Now, what if I told you these precepts were the foundation of New Urbanism?

Yeah, I don’t know what to think of that either.

CofferCoffer, originally uploaded by plemeljr

In Bryan Boyer’s essay Matter Battle! (prodded by Urbanscale) he talks about the struggle between ideas and physical matter:

Most of the time it will be too expensive to fully predict the behavior of matter or the full extent of actions which will be required to execute your desires upon matter. This explains the difference in tolerance between industrial activities, such as product-making which relies on repetitive processes, and more singular activities such as building a building. Unless one has the time and money to fixate on material decisions there will be some flying by the seat of one’s pants. In certain complex piles of Matter these ad-hoc decisions may compound to produce undesirable effects.

● ● ● ● ● ● ●

__Complete the following__:
[a] In the passage, what is the title of Bryan Boyer's essay?
[b] Using the passage, explain what accounts for the difference in tolerance between product-making and building a building.

● ● ● ● ● ● ●

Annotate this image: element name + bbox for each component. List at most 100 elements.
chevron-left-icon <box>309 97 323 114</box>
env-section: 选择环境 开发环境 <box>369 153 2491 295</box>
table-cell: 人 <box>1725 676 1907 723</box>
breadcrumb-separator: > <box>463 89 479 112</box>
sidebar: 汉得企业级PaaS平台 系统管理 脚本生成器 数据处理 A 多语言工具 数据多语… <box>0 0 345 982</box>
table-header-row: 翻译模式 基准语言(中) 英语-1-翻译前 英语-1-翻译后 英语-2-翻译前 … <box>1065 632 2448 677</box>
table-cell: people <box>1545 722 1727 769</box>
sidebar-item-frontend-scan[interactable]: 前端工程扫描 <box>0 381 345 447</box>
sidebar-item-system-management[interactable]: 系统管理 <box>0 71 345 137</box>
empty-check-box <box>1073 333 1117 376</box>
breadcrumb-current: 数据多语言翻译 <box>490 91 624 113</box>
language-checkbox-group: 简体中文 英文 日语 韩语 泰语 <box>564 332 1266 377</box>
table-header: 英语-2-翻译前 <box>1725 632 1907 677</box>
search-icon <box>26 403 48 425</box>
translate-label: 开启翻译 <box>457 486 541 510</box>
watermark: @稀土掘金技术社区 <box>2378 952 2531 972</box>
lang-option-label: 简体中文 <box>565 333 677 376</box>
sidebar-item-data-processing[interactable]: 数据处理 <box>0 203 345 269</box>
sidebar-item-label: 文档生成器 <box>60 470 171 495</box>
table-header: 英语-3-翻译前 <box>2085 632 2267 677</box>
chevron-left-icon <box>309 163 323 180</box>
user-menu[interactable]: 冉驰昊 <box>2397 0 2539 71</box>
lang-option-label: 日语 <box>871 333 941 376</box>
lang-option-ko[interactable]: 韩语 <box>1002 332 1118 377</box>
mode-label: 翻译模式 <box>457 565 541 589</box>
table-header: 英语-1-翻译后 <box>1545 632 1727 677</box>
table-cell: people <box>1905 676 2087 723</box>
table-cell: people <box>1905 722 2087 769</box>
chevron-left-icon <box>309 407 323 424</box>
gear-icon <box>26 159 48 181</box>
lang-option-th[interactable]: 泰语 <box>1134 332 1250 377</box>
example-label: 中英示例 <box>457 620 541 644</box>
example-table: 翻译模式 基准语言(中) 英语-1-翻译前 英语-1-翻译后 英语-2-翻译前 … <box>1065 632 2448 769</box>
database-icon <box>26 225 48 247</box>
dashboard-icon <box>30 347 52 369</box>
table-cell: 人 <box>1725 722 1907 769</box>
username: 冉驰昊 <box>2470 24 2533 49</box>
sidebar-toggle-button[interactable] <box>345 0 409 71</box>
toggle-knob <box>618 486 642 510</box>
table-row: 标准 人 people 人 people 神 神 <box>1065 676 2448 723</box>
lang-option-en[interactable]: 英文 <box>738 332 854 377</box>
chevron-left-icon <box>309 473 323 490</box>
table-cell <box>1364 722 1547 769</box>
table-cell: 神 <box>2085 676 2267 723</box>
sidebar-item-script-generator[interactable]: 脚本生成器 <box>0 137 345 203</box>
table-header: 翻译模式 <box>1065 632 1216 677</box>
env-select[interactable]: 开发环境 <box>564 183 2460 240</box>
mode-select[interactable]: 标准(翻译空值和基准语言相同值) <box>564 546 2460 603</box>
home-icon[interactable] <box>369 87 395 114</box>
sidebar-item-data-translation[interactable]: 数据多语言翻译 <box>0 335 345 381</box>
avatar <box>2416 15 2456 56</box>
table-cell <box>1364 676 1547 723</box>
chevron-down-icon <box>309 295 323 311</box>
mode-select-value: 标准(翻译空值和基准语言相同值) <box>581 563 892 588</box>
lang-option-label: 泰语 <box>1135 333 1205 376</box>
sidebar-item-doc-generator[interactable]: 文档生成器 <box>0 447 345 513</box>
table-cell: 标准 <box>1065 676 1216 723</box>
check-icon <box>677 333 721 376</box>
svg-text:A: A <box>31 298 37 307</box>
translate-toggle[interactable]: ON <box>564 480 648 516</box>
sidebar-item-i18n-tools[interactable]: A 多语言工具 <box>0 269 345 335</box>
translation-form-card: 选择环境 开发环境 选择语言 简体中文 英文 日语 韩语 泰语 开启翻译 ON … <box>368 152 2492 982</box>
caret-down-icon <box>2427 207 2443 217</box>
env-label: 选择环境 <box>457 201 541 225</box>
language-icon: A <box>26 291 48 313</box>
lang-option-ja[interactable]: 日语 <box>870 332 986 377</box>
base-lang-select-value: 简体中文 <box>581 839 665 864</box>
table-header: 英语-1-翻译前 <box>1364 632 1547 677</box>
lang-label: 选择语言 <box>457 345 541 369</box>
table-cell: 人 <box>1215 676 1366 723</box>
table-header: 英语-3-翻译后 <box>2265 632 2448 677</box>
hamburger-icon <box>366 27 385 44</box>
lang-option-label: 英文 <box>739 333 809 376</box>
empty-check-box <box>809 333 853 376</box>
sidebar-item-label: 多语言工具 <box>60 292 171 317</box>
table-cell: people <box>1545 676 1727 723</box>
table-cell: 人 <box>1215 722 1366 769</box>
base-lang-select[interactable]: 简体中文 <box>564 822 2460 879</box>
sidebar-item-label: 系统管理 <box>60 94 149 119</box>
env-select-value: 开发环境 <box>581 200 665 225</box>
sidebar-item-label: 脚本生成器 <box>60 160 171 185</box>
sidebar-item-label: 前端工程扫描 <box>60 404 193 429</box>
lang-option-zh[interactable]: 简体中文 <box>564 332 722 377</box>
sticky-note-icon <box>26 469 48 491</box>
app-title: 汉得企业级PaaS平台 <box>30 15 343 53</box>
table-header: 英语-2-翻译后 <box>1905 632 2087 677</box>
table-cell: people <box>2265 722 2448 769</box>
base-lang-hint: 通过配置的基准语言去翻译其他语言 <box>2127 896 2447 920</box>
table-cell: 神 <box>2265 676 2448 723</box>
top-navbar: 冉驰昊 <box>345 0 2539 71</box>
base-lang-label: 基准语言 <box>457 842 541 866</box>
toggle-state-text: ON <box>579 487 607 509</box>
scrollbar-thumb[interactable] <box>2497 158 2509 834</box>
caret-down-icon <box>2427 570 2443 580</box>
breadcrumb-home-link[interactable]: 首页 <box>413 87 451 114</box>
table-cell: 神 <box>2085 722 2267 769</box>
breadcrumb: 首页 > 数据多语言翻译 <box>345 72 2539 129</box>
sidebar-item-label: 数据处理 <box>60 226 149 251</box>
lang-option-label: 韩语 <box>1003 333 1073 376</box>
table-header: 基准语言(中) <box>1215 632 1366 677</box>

● ● ● ● ● ● ●

__Answers provided__:
[a] Matter Battle!

[b] Most of the time it is too expensive to fully predict how matter will behave or all the actions needed to carry out one's desires upon it. That explains the difference in tolerance between industrial activities such as product-making, which relies on repetitive processes, and more singular activities such as building a building.